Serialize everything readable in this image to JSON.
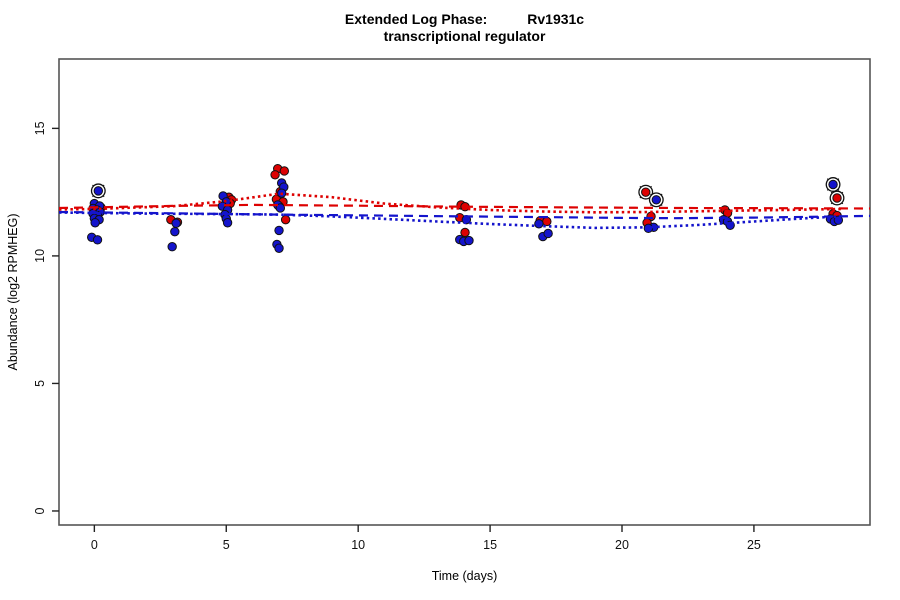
{
  "header": {
    "title_left": "Extended Log Phase:",
    "title_gene": "Rv1931c",
    "subtitle": "transcriptional regulator"
  },
  "chart_data": {
    "type": "scatter",
    "title": "Extended Log Phase: Rv1931c transcriptional regulator",
    "xlabel": "Time  (days)",
    "ylabel": "Abundance  (log2 RPMHEG)",
    "xlim": [
      -1.34,
      29.4
    ],
    "ylim": [
      -0.55,
      17.72
    ],
    "x_ticks": [
      0,
      5,
      10,
      15,
      20,
      25
    ],
    "y_ticks": [
      0,
      5,
      10,
      15
    ],
    "grid": false,
    "legend": "none",
    "colors": {
      "red_series": "#dd0202",
      "blue_series": "#1414cc",
      "point_stroke": "#111111",
      "box_stroke": "#555555"
    },
    "series": [
      {
        "name": "red-points",
        "color": "#dd0202",
        "marker": "filled-circle",
        "points": [
          [
            0.25,
            11.9
          ],
          [
            2.9,
            11.42
          ],
          [
            3.15,
            11.32
          ],
          [
            5.1,
            12.3
          ],
          [
            5.2,
            12.2
          ],
          [
            5.15,
            12.06
          ],
          [
            5.0,
            11.92
          ],
          [
            6.95,
            13.42
          ],
          [
            7.2,
            13.33
          ],
          [
            6.85,
            13.18
          ],
          [
            7.05,
            12.52
          ],
          [
            6.9,
            12.22
          ],
          [
            7.15,
            12.12
          ],
          [
            7.0,
            11.95
          ],
          [
            7.25,
            11.42
          ],
          [
            13.9,
            12.0
          ],
          [
            14.05,
            11.93
          ],
          [
            13.85,
            11.5
          ],
          [
            14.05,
            10.92
          ],
          [
            16.9,
            11.38
          ],
          [
            17.15,
            11.35
          ],
          [
            21.1,
            11.55
          ],
          [
            20.95,
            11.3
          ],
          [
            23.9,
            11.8
          ],
          [
            24.0,
            11.68
          ],
          [
            28.0,
            11.65
          ],
          [
            28.15,
            11.58
          ]
        ]
      },
      {
        "name": "blue-points",
        "color": "#1414cc",
        "marker": "filled-circle",
        "points": [
          [
            0.0,
            12.05
          ],
          [
            0.2,
            11.96
          ],
          [
            -0.05,
            11.86
          ],
          [
            0.1,
            11.8
          ],
          [
            0.22,
            11.72
          ],
          [
            -0.05,
            11.66
          ],
          [
            0.12,
            11.58
          ],
          [
            0.0,
            11.47
          ],
          [
            0.18,
            11.42
          ],
          [
            0.03,
            11.3
          ],
          [
            -0.1,
            10.73
          ],
          [
            0.12,
            10.63
          ],
          [
            3.1,
            11.28
          ],
          [
            3.05,
            10.95
          ],
          [
            2.95,
            10.36
          ],
          [
            4.88,
            12.35
          ],
          [
            5.0,
            12.12
          ],
          [
            4.85,
            11.95
          ],
          [
            5.05,
            11.8
          ],
          [
            4.95,
            11.62
          ],
          [
            5.0,
            11.46
          ],
          [
            5.05,
            11.3
          ],
          [
            7.1,
            12.86
          ],
          [
            7.18,
            12.7
          ],
          [
            7.1,
            12.46
          ],
          [
            6.95,
            12.0
          ],
          [
            7.05,
            11.88
          ],
          [
            7.0,
            11.0
          ],
          [
            6.92,
            10.45
          ],
          [
            7.0,
            10.3
          ],
          [
            14.1,
            11.42
          ],
          [
            13.85,
            10.64
          ],
          [
            14.0,
            10.57
          ],
          [
            14.2,
            10.6
          ],
          [
            16.85,
            11.26
          ],
          [
            17.0,
            10.76
          ],
          [
            17.2,
            10.88
          ],
          [
            21.2,
            11.12
          ],
          [
            21.0,
            11.08
          ],
          [
            23.85,
            11.42
          ],
          [
            24.0,
            11.35
          ],
          [
            24.1,
            11.2
          ],
          [
            27.9,
            11.45
          ],
          [
            28.05,
            11.35
          ],
          [
            28.2,
            11.4
          ]
        ]
      },
      {
        "name": "red-circled-outliers",
        "color": "#dd0202",
        "marker": "circle-cross",
        "points": [
          [
            20.9,
            12.5
          ],
          [
            28.15,
            12.27
          ]
        ]
      },
      {
        "name": "blue-circled-outliers",
        "color": "#1414cc",
        "marker": "circle-cross",
        "points": [
          [
            0.15,
            12.55
          ],
          [
            21.3,
            12.2
          ],
          [
            28.0,
            12.8
          ]
        ]
      }
    ],
    "trend_lines": [
      {
        "name": "red-dashed-fit",
        "color": "#dd0202",
        "style": "dashed",
        "points": [
          [
            -1.34,
            11.88
          ],
          [
            3,
            11.96
          ],
          [
            6,
            12.0
          ],
          [
            10,
            11.97
          ],
          [
            14,
            11.93
          ],
          [
            18,
            11.9
          ],
          [
            22,
            11.88
          ],
          [
            26,
            11.87
          ],
          [
            29.4,
            11.86
          ]
        ]
      },
      {
        "name": "red-dotted-fit",
        "color": "#dd0202",
        "style": "dotted",
        "points": [
          [
            -1.34,
            11.82
          ],
          [
            0,
            11.84
          ],
          [
            3,
            11.95
          ],
          [
            5,
            12.15
          ],
          [
            7,
            12.44
          ],
          [
            9,
            12.3
          ],
          [
            11,
            12.05
          ],
          [
            13,
            11.9
          ],
          [
            15,
            11.8
          ],
          [
            17,
            11.74
          ],
          [
            19,
            11.71
          ],
          [
            21,
            11.72
          ],
          [
            24,
            11.77
          ],
          [
            26,
            11.8
          ],
          [
            28.3,
            11.84
          ]
        ]
      },
      {
        "name": "blue-dashed-fit",
        "color": "#1414cc",
        "style": "dashed",
        "points": [
          [
            -1.34,
            11.72
          ],
          [
            3,
            11.67
          ],
          [
            7,
            11.62
          ],
          [
            11,
            11.58
          ],
          [
            14,
            11.55
          ],
          [
            17,
            11.52
          ],
          [
            20,
            11.49
          ],
          [
            22,
            11.48
          ],
          [
            25,
            11.5
          ],
          [
            27,
            11.53
          ],
          [
            29.4,
            11.57
          ]
        ]
      },
      {
        "name": "blue-dotted-fit",
        "color": "#1414cc",
        "style": "dotted",
        "points": [
          [
            -1.34,
            11.7
          ],
          [
            2,
            11.66
          ],
          [
            5,
            11.64
          ],
          [
            7,
            11.62
          ],
          [
            9,
            11.55
          ],
          [
            11,
            11.45
          ],
          [
            13,
            11.35
          ],
          [
            15,
            11.25
          ],
          [
            17,
            11.17
          ],
          [
            19,
            11.1
          ],
          [
            21,
            11.12
          ],
          [
            23,
            11.22
          ],
          [
            25,
            11.35
          ],
          [
            27,
            11.48
          ],
          [
            28.3,
            11.55
          ]
        ]
      }
    ]
  }
}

************

Exclude the pictures and repeat every other part of the records word for word.

> _Answer to the task_:
Serialize everything readable in this image to JSON.
{
  "header": {
    "title_left": "Extended Log Phase:",
    "title_gene": "Rv1931c",
    "subtitle": "transcriptional regulator"
  },
  "chart_data": {
    "type": "scatter",
    "title": "Extended Log Phase: Rv1931c transcriptional regulator",
    "xlabel": "Time  (days)",
    "ylabel": "Abundance  (log2 RPMHEG)",
    "xlim": [
      -1.34,
      29.4
    ],
    "ylim": [
      -0.55,
      17.72
    ],
    "x_ticks": [
      0,
      5,
      10,
      15,
      20,
      25
    ],
    "y_ticks": [
      0,
      5,
      10,
      15
    ],
    "grid": false,
    "legend": "none",
    "colors": {
      "red_series": "#dd0202",
      "blue_series": "#1414cc",
      "point_stroke": "#111111",
      "box_stroke": "#555555"
    },
    "series": [
      {
        "name": "red-points",
        "color": "#dd0202",
        "marker": "filled-circle",
        "points": [
          [
            0.25,
            11.9
          ],
          [
            2.9,
            11.42
          ],
          [
            3.15,
            11.32
          ],
          [
            5.1,
            12.3
          ],
          [
            5.2,
            12.2
          ],
          [
            5.15,
            12.06
          ],
          [
            5.0,
            11.92
          ],
          [
            6.95,
            13.42
          ],
          [
            7.2,
            13.33
          ],
          [
            6.85,
            13.18
          ],
          [
            7.05,
            12.52
          ],
          [
            6.9,
            12.22
          ],
          [
            7.15,
            12.12
          ],
          [
            7.0,
            11.95
          ],
          [
            7.25,
            11.42
          ],
          [
            13.9,
            12.0
          ],
          [
            14.05,
            11.93
          ],
          [
            13.85,
            11.5
          ],
          [
            14.05,
            10.92
          ],
          [
            16.9,
            11.38
          ],
          [
            17.15,
            11.35
          ],
          [
            21.1,
            11.55
          ],
          [
            20.95,
            11.3
          ],
          [
            23.9,
            11.8
          ],
          [
            24.0,
            11.68
          ],
          [
            28.0,
            11.65
          ],
          [
            28.15,
            11.58
          ]
        ]
      },
      {
        "name": "blue-points",
        "color": "#1414cc",
        "marker": "filled-circle",
        "points": [
          [
            0.0,
            12.05
          ],
          [
            0.2,
            11.96
          ],
          [
            -0.05,
            11.86
          ],
          [
            0.1,
            11.8
          ],
          [
            0.22,
            11.72
          ],
          [
            -0.05,
            11.66
          ],
          [
            0.12,
            11.58
          ],
          [
            0.0,
            11.47
          ],
          [
            0.18,
            11.42
          ],
          [
            0.03,
            11.3
          ],
          [
            -0.1,
            10.73
          ],
          [
            0.12,
            10.63
          ],
          [
            3.1,
            11.28
          ],
          [
            3.05,
            10.95
          ],
          [
            2.95,
            10.36
          ],
          [
            4.88,
            12.35
          ],
          [
            5.0,
            12.12
          ],
          [
            4.85,
            11.95
          ],
          [
            5.05,
            11.8
          ],
          [
            4.95,
            11.62
          ],
          [
            5.0,
            11.46
          ],
          [
            5.05,
            11.3
          ],
          [
            7.1,
            12.86
          ],
          [
            7.18,
            12.7
          ],
          [
            7.1,
            12.46
          ],
          [
            6.95,
            12.0
          ],
          [
            7.05,
            11.88
          ],
          [
            7.0,
            11.0
          ],
          [
            6.92,
            10.45
          ],
          [
            7.0,
            10.3
          ],
          [
            14.1,
            11.42
          ],
          [
            13.85,
            10.64
          ],
          [
            14.0,
            10.57
          ],
          [
            14.2,
            10.6
          ],
          [
            16.85,
            11.26
          ],
          [
            17.0,
            10.76
          ],
          [
            17.2,
            10.88
          ],
          [
            21.2,
            11.12
          ],
          [
            21.0,
            11.08
          ],
          [
            23.85,
            11.42
          ],
          [
            24.0,
            11.35
          ],
          [
            24.1,
            11.2
          ],
          [
            27.9,
            11.45
          ],
          [
            28.05,
            11.35
          ],
          [
            28.2,
            11.4
          ]
        ]
      },
      {
        "name": "red-circled-outliers",
        "color": "#dd0202",
        "marker": "circle-cross",
        "points": [
          [
            20.9,
            12.5
          ],
          [
            28.15,
            12.27
          ]
        ]
      },
      {
        "name": "blue-circled-outliers",
        "color": "#1414cc",
        "marker": "circle-cross",
        "points": [
          [
            0.15,
            12.55
          ],
          [
            21.3,
            12.2
          ],
          [
            28.0,
            12.8
          ]
        ]
      }
    ],
    "trend_lines": [
      {
        "name": "red-dashed-fit",
        "color": "#dd0202",
        "style": "dashed",
        "points": [
          [
            -1.34,
            11.88
          ],
          [
            3,
            11.96
          ],
          [
            6,
            12.0
          ],
          [
            10,
            11.97
          ],
          [
            14,
            11.93
          ],
          [
            18,
            11.9
          ],
          [
            22,
            11.88
          ],
          [
            26,
            11.87
          ],
          [
            29.4,
            11.86
          ]
        ]
      },
      {
        "name": "red-dotted-fit",
        "color": "#dd0202",
        "style": "dotted",
        "points": [
          [
            -1.34,
            11.82
          ],
          [
            0,
            11.84
          ],
          [
            3,
            11.95
          ],
          [
            5,
            12.15
          ],
          [
            7,
            12.44
          ],
          [
            9,
            12.3
          ],
          [
            11,
            12.05
          ],
          [
            13,
            11.9
          ],
          [
            15,
            11.8
          ],
          [
            17,
            11.74
          ],
          [
            19,
            11.71
          ],
          [
            21,
            11.72
          ],
          [
            24,
            11.77
          ],
          [
            26,
            11.8
          ],
          [
            28.3,
            11.84
          ]
        ]
      },
      {
        "name": "blue-dashed-fit",
        "color": "#1414cc",
        "style": "dashed",
        "points": [
          [
            -1.34,
            11.72
          ],
          [
            3,
            11.67
          ],
          [
            7,
            11.62
          ],
          [
            11,
            11.58
          ],
          [
            14,
            11.55
          ],
          [
            17,
            11.52
          ],
          [
            20,
            11.49
          ],
          [
            22,
            11.48
          ],
          [
            25,
            11.5
          ],
          [
            27,
            11.53
          ],
          [
            29.4,
            11.57
          ]
        ]
      },
      {
        "name": "blue-dotted-fit",
        "color": "#1414cc",
        "style": "dotted",
        "points": [
          [
            -1.34,
            11.7
          ],
          [
            2,
            11.66
          ],
          [
            5,
            11.64
          ],
          [
            7,
            11.62
          ],
          [
            9,
            11.55
          ],
          [
            11,
            11.45
          ],
          [
            13,
            11.35
          ],
          [
            15,
            11.25
          ],
          [
            17,
            11.17
          ],
          [
            19,
            11.1
          ],
          [
            21,
            11.12
          ],
          [
            23,
            11.22
          ],
          [
            25,
            11.35
          ],
          [
            27,
            11.48
          ],
          [
            28.3,
            11.55
          ]
        ]
      }
    ]
  }
}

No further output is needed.